What needs to be done: Every line below that contains "shankar" is to be copied.

— BEGIN Data —

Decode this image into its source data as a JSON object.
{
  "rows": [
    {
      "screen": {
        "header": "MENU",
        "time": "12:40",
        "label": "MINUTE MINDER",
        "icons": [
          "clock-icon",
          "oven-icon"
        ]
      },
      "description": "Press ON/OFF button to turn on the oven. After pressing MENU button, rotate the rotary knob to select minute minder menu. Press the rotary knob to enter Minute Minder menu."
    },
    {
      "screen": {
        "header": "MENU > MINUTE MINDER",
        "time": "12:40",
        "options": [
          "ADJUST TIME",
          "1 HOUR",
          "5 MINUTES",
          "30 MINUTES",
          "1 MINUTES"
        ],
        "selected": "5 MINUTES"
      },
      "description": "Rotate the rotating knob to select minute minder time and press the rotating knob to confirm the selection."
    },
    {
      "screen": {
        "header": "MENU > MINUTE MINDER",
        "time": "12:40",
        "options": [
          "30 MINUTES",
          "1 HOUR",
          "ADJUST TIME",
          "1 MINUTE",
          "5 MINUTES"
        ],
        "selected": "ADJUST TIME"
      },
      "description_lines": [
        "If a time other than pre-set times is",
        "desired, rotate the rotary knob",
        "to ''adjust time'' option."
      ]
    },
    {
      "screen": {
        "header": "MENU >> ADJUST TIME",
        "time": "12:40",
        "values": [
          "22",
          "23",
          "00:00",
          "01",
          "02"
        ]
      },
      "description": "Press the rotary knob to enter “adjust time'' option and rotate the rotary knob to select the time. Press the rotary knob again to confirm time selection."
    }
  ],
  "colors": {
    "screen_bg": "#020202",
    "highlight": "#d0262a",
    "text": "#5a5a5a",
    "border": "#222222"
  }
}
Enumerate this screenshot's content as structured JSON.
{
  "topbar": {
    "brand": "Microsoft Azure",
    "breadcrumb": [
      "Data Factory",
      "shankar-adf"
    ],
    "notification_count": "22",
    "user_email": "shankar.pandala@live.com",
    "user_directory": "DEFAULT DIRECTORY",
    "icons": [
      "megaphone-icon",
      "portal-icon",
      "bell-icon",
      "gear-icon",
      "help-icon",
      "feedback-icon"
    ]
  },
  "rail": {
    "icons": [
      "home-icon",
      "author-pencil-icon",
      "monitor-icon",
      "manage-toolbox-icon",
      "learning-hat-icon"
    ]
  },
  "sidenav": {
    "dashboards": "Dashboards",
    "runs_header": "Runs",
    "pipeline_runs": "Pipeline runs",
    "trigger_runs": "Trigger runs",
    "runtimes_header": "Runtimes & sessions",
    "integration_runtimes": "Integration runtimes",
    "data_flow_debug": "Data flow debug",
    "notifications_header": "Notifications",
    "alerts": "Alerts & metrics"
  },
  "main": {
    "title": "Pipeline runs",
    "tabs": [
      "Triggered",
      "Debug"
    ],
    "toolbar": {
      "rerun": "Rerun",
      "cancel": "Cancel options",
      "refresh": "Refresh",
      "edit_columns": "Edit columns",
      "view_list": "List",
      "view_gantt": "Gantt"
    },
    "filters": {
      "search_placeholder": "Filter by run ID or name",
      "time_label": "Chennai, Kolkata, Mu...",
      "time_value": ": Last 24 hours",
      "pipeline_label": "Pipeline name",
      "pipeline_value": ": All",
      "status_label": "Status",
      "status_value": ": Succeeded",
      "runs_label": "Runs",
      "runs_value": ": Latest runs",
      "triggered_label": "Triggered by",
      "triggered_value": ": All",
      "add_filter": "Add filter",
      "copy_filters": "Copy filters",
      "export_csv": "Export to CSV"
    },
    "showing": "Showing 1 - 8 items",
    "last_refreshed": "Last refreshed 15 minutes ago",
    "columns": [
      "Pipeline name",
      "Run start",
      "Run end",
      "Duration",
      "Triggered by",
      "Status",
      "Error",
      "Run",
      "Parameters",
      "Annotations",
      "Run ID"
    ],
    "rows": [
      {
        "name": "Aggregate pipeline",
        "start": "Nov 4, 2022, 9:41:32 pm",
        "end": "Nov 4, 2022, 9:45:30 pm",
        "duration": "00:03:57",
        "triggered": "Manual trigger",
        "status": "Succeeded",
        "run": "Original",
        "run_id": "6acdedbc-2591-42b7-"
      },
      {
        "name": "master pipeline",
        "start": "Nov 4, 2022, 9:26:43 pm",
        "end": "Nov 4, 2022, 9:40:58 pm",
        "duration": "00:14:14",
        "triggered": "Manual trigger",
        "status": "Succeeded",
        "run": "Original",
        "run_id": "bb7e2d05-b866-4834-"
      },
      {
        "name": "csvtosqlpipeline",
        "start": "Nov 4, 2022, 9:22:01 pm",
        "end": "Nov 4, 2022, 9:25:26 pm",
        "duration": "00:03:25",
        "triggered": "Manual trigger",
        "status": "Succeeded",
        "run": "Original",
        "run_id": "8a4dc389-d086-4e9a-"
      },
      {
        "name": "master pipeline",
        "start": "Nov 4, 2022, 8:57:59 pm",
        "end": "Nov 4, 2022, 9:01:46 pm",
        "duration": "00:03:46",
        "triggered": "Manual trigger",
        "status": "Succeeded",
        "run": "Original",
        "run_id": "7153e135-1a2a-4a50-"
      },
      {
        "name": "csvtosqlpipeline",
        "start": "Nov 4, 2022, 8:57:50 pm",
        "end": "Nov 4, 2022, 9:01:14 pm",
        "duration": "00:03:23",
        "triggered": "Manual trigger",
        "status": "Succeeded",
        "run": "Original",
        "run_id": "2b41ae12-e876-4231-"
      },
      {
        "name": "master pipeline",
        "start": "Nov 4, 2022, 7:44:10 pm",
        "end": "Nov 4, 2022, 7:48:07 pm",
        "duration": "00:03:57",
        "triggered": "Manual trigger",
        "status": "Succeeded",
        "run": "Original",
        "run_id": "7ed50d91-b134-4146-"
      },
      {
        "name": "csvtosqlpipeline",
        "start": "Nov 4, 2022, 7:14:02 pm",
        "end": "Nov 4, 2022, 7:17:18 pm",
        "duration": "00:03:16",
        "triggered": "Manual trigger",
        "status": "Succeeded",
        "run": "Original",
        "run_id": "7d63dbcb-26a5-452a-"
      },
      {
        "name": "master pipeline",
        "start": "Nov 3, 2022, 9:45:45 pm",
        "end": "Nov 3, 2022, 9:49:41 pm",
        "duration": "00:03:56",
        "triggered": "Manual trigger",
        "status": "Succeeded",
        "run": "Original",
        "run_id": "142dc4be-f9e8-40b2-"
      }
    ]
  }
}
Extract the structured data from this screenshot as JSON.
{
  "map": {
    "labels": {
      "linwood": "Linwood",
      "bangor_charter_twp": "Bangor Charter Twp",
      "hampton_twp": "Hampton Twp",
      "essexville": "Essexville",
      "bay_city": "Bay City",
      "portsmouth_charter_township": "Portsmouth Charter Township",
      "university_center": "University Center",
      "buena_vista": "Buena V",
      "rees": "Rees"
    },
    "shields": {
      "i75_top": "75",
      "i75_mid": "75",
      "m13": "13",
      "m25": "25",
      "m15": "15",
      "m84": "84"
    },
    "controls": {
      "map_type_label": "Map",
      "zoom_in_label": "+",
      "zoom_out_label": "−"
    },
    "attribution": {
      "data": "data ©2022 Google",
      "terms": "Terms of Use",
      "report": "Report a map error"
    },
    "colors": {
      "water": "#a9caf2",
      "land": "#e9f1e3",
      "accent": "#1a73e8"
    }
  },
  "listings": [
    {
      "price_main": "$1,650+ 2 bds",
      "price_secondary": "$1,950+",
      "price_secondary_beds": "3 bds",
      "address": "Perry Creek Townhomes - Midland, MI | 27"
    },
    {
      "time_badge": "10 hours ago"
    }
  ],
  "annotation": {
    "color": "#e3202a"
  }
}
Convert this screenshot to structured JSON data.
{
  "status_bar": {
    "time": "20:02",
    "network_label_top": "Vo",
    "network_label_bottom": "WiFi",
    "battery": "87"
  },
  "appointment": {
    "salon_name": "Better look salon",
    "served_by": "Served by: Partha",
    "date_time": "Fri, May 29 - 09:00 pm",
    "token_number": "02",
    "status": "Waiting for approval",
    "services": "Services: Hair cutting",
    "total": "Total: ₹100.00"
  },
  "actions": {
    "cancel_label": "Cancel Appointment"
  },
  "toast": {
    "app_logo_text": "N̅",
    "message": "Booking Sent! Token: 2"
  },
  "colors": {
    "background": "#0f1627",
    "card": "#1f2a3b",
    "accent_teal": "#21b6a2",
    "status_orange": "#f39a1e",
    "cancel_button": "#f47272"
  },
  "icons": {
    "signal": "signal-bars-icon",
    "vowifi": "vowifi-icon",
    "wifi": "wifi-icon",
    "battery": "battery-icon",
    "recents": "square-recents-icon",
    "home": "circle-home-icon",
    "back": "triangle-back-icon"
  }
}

— END Data —

Solution to this task:
      "shankar-adf"
    "user_email": "shankar.pandala@live.com",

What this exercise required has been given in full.